Saved entries:
------------------------------------------------
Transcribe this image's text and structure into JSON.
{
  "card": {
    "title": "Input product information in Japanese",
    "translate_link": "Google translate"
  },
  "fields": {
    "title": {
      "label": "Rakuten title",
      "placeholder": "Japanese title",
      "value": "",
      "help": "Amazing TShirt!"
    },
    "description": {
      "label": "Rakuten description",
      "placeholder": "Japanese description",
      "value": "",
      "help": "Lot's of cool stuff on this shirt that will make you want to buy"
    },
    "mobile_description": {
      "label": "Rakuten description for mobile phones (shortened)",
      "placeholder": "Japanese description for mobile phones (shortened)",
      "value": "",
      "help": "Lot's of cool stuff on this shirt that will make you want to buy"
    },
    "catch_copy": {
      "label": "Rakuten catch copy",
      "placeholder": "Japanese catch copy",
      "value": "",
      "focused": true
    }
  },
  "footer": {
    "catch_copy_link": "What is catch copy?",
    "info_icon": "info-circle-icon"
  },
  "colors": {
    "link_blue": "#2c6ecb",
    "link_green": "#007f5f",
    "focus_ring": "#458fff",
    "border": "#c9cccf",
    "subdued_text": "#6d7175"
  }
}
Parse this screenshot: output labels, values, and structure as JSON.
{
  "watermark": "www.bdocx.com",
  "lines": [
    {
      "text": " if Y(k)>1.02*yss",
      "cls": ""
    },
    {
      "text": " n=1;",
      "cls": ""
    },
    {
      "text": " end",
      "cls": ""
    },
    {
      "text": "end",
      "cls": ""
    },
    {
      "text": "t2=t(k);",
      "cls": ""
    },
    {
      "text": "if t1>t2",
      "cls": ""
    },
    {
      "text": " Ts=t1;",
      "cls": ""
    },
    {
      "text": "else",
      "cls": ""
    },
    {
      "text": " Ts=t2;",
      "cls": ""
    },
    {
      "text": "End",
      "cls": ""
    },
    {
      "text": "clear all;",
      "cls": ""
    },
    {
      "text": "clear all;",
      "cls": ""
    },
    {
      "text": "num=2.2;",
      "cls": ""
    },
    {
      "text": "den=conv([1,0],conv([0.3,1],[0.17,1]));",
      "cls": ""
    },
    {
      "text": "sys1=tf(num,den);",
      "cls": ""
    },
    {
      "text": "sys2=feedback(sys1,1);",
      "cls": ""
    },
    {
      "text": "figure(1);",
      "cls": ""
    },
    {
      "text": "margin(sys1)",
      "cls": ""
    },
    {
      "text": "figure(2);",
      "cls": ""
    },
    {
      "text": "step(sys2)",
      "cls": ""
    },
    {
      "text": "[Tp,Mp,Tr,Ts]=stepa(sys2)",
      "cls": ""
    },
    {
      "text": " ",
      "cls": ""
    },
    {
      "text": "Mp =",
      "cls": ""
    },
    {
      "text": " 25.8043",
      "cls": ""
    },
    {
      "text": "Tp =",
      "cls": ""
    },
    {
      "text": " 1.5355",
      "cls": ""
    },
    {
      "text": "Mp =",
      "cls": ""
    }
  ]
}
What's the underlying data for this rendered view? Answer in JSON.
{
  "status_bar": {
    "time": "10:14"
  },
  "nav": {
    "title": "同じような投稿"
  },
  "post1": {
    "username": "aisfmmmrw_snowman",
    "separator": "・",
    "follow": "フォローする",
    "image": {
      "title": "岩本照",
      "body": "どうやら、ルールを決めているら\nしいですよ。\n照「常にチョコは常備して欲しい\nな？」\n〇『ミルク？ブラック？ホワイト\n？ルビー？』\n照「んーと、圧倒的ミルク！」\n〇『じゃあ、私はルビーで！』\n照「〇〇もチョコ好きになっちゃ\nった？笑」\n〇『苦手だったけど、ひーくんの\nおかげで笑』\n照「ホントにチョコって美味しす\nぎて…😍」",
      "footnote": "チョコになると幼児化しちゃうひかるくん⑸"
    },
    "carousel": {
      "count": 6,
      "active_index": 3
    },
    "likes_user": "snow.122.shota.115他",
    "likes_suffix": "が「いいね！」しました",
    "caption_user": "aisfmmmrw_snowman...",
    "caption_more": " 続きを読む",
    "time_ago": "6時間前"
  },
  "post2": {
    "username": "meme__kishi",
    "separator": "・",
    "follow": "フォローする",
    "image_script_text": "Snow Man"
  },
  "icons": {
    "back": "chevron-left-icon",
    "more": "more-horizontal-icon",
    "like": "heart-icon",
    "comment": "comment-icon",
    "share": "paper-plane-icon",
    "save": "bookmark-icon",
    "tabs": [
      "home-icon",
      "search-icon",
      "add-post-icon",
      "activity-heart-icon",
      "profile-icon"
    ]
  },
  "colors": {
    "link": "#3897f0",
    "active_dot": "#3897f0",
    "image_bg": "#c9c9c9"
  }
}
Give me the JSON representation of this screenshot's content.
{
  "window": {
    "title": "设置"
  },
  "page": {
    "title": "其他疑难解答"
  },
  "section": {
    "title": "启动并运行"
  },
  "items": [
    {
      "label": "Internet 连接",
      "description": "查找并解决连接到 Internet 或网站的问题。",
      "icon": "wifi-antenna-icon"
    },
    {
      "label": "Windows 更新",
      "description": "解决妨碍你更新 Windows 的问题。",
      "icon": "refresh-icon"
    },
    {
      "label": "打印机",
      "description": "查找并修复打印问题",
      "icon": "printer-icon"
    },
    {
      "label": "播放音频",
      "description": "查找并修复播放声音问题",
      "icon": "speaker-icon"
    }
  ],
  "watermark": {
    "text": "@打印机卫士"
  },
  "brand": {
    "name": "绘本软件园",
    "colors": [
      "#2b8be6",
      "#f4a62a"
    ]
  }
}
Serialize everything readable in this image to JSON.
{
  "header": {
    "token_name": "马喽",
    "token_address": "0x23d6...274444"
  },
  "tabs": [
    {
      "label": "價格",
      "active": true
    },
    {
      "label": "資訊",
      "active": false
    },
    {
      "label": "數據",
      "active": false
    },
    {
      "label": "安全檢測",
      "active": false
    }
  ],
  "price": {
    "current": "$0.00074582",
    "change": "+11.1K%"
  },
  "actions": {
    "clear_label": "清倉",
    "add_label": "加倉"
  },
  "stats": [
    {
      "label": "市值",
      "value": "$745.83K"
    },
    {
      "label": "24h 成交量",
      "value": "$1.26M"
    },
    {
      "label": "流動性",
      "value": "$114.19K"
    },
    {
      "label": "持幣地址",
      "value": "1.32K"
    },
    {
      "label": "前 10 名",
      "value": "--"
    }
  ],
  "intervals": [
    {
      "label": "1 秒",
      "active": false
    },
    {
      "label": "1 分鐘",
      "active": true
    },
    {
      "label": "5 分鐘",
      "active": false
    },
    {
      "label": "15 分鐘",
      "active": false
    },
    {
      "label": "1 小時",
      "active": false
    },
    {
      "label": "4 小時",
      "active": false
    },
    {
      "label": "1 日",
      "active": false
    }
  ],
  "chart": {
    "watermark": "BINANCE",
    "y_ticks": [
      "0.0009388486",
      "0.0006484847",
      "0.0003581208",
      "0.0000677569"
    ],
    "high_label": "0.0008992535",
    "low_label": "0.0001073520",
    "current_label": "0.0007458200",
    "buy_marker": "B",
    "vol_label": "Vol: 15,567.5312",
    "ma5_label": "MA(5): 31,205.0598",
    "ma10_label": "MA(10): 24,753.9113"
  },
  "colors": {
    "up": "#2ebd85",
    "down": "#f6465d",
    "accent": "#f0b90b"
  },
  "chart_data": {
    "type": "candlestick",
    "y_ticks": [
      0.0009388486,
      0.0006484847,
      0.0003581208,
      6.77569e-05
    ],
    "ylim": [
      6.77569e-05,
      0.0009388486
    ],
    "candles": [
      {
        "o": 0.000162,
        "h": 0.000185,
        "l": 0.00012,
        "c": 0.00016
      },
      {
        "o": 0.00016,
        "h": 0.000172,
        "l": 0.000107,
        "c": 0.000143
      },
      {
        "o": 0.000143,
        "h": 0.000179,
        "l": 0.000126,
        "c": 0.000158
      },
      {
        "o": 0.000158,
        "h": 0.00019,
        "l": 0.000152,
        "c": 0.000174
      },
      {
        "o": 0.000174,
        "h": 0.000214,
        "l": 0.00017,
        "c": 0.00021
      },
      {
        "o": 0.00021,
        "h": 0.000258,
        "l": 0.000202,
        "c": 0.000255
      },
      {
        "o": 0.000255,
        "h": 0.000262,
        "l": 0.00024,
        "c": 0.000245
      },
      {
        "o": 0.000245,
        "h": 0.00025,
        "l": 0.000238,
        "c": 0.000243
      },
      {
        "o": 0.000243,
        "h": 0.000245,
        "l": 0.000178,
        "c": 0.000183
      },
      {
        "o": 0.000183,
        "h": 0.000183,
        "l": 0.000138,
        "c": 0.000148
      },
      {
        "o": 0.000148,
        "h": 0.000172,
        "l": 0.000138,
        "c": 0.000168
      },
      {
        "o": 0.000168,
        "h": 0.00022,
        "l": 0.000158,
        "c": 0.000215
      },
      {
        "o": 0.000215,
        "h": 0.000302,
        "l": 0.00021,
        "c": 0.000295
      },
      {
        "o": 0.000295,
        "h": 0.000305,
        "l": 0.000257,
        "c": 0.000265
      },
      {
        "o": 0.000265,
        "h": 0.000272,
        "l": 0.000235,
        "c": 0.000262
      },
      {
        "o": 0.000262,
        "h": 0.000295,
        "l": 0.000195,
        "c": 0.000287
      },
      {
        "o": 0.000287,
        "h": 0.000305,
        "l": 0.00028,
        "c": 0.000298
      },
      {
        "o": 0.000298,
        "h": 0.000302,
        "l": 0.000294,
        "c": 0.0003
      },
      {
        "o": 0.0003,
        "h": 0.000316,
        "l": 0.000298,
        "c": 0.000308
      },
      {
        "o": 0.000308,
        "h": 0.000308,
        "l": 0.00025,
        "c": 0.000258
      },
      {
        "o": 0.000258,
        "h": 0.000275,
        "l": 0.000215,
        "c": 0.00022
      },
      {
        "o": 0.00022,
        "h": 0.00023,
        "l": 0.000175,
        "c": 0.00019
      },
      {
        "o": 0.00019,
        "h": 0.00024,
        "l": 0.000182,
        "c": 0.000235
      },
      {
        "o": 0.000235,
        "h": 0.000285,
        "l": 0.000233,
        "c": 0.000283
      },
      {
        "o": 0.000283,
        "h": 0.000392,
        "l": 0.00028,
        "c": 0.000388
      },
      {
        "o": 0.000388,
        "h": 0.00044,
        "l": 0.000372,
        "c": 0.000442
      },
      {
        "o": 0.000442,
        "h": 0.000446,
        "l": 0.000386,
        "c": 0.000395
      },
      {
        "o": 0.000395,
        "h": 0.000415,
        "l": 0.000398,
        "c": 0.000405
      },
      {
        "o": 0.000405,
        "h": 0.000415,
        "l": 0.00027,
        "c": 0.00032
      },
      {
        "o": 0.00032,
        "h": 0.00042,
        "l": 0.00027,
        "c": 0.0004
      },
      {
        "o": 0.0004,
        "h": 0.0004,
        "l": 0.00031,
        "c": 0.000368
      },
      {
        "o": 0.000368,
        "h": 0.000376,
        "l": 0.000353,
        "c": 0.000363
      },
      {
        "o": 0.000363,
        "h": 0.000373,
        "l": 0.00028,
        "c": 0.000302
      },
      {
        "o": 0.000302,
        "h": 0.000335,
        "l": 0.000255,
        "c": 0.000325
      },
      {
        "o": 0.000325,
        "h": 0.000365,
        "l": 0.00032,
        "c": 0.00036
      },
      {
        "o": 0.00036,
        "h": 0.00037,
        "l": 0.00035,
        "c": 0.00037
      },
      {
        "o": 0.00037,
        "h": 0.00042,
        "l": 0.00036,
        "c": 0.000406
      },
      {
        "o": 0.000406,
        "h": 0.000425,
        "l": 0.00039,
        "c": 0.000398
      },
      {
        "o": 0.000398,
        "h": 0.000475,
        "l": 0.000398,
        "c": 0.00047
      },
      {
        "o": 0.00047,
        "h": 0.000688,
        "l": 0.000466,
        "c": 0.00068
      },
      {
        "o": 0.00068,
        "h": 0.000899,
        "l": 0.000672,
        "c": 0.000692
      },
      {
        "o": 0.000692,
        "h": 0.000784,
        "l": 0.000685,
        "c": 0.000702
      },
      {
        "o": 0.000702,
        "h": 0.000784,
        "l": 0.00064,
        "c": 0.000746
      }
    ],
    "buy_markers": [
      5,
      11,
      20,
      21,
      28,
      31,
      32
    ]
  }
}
------------------------------------------------
(TASK INSTRUCTIONS): Among these entries, how many lines include the string "What"? Reply with the number by itself.

(EXERCISE RESULT): 2